------ Records supplied

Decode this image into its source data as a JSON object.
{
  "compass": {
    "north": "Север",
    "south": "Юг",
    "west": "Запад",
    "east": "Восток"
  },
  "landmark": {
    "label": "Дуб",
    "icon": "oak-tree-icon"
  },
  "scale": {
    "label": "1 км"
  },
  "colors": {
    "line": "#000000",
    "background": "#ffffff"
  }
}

------------

# [Set exercise]
Every record above needs to be repeated word for word.

# [Solution to this exercise]
Decode this image into its source data as a JSON object.
{
  "compass": {
    "north": "Север",
    "south": "Юг",
    "west": "Запад",
    "east": "Восток"
  },
  "landmark": {
    "label": "Дуб",
    "icon": "oak-tree-icon"
  },
  "scale": {
    "label": "1 км"
  },
  "colors": {
    "line": "#000000",
    "background": "#ffffff"
  }
}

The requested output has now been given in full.